++++ PROVIDED RECORDS

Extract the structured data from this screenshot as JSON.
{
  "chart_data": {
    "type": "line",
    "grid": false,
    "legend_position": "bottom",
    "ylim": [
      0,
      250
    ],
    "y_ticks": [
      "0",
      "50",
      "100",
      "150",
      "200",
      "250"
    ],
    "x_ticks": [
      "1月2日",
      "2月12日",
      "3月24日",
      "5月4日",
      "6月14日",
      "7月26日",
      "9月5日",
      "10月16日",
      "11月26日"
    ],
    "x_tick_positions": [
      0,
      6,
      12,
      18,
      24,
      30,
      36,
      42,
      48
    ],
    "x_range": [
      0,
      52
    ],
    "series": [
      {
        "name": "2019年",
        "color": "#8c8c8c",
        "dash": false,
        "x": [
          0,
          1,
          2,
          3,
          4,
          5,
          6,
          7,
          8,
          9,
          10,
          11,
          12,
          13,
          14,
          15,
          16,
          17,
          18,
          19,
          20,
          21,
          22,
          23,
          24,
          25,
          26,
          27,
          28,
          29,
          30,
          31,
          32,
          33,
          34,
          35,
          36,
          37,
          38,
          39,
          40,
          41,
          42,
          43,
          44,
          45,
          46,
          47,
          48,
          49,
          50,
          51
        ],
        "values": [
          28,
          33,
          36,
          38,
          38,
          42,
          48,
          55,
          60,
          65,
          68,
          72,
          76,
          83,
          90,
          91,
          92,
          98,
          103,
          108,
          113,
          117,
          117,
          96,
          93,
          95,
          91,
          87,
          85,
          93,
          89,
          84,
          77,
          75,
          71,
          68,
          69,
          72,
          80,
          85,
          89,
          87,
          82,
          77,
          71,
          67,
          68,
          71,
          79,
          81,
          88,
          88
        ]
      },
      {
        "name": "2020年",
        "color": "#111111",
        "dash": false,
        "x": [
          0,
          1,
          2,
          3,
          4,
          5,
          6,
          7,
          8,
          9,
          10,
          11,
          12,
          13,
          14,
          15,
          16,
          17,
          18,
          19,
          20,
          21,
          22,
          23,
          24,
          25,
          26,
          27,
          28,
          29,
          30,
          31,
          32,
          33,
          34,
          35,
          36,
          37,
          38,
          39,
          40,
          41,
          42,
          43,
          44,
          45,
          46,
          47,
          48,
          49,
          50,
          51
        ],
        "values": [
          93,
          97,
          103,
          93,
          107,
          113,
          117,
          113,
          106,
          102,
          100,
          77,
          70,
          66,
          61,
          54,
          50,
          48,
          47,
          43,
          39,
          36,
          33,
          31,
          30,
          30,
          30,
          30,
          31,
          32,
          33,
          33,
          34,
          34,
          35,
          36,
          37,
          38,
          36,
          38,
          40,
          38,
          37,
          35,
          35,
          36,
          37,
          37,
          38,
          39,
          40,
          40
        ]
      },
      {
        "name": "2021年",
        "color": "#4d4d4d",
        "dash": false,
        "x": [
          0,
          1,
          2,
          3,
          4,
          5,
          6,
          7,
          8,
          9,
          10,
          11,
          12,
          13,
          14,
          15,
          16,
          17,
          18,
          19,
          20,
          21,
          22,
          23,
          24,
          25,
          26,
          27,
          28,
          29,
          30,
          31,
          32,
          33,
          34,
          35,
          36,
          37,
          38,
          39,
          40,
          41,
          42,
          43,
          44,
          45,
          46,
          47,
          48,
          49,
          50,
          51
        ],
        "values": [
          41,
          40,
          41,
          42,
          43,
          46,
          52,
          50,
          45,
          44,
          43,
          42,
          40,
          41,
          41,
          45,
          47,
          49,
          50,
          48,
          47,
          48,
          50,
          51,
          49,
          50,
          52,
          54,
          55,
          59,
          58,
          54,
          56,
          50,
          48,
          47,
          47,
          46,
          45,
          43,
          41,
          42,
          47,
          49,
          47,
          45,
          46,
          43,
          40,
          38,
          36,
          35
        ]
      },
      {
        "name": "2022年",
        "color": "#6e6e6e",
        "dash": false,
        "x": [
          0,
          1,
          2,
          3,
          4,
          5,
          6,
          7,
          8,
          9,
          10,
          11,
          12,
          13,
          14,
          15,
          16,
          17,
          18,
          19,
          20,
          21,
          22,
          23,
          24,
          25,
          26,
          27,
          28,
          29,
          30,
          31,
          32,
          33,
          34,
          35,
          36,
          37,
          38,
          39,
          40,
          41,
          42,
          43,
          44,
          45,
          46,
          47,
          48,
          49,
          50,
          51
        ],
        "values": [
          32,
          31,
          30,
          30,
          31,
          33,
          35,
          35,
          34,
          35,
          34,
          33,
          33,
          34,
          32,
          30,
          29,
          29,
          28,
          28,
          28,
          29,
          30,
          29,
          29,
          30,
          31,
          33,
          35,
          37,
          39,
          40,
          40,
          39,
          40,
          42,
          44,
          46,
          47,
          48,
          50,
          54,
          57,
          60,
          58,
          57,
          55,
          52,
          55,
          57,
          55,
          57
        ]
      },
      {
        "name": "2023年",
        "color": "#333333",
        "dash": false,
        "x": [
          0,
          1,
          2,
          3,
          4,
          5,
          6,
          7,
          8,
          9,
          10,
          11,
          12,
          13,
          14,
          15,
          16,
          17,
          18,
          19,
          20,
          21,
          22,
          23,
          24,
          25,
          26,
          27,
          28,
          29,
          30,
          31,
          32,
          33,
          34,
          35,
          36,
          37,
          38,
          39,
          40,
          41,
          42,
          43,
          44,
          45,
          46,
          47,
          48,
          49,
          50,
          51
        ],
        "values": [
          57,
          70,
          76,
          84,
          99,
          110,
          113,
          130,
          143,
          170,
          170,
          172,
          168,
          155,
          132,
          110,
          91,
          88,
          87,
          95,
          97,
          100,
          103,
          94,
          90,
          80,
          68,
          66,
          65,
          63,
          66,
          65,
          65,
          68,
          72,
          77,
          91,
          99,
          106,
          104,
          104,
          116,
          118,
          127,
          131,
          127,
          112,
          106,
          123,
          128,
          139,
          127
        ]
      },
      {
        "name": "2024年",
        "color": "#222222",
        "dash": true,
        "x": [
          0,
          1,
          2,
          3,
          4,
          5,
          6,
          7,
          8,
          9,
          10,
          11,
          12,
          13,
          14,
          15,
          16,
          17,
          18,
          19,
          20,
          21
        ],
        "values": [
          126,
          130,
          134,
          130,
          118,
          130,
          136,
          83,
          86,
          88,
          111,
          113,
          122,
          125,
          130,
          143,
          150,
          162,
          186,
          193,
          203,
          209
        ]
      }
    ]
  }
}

++++++++

**PROBLEM DESCRIPTION**
Which lines include the word "color"? Copy every one of them.

**RESPONSE TO THE EXERCISE**
        "color": "#8c8c8c",
        "color": "#111111",
        "color": "#4d4d4d",
        "color": "#6e6e6e",
        "color": "#333333",
        "color": "#222222",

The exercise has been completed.